GOAL
Gather every line in the rows below that contains the string "most".

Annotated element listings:

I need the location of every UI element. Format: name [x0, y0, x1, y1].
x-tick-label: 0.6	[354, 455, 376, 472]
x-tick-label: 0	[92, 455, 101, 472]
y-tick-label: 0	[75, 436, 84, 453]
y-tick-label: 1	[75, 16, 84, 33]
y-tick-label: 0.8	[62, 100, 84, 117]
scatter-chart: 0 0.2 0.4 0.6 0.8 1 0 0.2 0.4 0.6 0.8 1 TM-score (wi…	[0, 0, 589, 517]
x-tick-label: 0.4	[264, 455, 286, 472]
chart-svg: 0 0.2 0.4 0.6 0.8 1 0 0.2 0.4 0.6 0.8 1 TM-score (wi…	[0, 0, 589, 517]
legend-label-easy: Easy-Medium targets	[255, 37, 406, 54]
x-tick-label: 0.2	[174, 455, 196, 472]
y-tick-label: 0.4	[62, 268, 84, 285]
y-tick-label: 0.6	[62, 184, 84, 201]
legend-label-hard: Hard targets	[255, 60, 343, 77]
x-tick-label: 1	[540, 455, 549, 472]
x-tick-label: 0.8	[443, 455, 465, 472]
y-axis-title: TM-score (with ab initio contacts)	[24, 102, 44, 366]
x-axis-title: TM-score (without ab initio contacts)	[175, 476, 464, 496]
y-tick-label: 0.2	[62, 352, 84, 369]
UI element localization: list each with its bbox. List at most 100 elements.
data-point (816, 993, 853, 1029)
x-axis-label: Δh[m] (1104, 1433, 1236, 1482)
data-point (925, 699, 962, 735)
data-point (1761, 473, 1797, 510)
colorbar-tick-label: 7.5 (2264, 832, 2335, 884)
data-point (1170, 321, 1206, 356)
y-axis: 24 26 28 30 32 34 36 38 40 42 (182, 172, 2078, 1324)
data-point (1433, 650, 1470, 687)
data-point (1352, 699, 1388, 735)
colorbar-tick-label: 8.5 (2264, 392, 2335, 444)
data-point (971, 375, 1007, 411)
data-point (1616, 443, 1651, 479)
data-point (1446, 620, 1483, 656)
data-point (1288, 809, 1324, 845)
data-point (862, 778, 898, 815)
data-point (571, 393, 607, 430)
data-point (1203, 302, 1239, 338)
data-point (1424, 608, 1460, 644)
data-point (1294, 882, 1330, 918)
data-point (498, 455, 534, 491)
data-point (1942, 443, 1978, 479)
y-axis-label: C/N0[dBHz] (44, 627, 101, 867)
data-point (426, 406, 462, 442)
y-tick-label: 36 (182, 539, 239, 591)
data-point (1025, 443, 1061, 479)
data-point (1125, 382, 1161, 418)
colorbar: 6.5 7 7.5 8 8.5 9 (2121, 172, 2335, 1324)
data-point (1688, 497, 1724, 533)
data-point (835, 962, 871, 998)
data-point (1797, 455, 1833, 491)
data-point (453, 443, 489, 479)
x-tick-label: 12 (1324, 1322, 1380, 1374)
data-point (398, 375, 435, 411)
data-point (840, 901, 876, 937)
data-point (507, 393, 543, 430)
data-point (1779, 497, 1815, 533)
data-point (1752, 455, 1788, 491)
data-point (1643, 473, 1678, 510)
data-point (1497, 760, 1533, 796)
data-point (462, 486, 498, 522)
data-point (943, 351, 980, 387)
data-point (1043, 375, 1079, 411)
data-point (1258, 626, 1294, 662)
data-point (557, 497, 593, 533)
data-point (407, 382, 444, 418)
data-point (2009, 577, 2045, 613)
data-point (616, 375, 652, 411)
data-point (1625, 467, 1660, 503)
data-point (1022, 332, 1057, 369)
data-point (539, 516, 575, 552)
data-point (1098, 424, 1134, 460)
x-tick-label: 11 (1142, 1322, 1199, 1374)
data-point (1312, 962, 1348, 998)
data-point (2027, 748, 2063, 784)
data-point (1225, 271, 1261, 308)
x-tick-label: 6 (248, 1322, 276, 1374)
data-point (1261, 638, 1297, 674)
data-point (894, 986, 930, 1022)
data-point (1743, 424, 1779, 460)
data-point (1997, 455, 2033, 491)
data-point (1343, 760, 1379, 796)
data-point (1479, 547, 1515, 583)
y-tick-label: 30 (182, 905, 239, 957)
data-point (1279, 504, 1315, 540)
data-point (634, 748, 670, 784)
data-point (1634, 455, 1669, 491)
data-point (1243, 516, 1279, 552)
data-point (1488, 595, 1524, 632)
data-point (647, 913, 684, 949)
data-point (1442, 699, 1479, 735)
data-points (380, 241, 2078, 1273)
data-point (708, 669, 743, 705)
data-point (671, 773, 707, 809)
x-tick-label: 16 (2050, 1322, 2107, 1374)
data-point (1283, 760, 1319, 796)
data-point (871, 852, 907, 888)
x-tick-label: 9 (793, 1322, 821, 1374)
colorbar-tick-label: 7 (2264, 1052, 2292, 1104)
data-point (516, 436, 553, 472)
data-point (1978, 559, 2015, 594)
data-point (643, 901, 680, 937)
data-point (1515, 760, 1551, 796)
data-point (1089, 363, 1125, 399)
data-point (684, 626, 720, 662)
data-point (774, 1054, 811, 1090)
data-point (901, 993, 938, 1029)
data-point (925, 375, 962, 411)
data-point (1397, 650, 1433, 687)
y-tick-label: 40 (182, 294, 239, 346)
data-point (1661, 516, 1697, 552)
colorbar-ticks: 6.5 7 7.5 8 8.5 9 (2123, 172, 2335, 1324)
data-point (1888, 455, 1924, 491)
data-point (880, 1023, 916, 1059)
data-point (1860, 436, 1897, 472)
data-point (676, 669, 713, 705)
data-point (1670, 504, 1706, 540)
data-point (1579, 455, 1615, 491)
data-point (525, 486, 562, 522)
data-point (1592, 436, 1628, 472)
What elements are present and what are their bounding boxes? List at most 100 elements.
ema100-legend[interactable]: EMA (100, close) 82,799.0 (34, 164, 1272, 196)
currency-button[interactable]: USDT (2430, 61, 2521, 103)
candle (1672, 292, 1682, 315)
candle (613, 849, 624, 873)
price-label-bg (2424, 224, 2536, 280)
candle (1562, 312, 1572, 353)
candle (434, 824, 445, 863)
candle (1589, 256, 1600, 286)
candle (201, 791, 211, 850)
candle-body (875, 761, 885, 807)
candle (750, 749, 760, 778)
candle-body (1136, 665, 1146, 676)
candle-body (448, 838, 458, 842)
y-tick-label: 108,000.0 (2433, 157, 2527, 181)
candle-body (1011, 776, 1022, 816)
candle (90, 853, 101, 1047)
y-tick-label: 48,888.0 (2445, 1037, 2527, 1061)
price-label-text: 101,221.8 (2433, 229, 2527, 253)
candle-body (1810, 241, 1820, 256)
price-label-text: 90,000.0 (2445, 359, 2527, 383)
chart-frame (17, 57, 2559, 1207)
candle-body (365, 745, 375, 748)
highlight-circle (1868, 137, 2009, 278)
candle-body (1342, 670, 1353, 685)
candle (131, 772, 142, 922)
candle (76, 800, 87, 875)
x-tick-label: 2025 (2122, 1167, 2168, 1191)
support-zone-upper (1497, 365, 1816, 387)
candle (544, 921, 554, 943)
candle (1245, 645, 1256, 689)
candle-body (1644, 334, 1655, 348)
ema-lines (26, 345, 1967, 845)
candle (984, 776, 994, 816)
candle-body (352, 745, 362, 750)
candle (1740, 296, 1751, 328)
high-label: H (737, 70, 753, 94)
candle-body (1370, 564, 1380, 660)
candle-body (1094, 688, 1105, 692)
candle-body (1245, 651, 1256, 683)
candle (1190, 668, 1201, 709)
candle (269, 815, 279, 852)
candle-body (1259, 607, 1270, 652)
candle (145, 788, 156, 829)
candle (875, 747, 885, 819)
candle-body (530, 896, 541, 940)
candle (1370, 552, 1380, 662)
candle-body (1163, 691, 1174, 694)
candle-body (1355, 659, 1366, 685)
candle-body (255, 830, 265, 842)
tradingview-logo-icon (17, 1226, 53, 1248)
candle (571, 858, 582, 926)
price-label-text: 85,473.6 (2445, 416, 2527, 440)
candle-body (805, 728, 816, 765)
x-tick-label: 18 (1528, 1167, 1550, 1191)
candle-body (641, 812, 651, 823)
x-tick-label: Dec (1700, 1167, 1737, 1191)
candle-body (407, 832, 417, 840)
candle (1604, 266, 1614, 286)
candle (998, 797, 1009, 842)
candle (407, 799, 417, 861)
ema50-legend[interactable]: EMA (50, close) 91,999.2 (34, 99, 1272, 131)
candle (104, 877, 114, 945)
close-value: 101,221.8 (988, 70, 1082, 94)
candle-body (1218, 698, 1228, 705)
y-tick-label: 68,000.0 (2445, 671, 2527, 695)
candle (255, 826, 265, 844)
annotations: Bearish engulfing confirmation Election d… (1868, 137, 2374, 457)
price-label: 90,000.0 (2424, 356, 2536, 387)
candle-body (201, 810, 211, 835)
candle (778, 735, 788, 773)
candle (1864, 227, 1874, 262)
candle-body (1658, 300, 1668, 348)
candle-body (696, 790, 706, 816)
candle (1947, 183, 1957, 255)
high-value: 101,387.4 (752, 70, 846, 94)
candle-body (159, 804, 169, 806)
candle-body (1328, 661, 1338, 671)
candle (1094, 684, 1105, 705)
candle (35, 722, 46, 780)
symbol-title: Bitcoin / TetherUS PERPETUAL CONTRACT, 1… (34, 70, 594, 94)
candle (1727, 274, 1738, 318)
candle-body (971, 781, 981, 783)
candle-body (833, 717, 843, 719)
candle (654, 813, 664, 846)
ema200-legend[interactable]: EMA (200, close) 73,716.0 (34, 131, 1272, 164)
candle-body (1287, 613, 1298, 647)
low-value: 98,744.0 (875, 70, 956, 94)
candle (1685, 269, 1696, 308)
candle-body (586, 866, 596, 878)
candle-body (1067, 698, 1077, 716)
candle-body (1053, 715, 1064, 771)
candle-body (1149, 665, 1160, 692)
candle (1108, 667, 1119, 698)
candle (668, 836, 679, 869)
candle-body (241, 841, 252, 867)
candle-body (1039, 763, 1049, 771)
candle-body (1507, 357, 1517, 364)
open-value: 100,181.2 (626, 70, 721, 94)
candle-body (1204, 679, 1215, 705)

OUTPUT
UI element localization: list each with its bbox. List at most 100 elements.
What elements are present and what are their bounding boxes? List at most 100 elements.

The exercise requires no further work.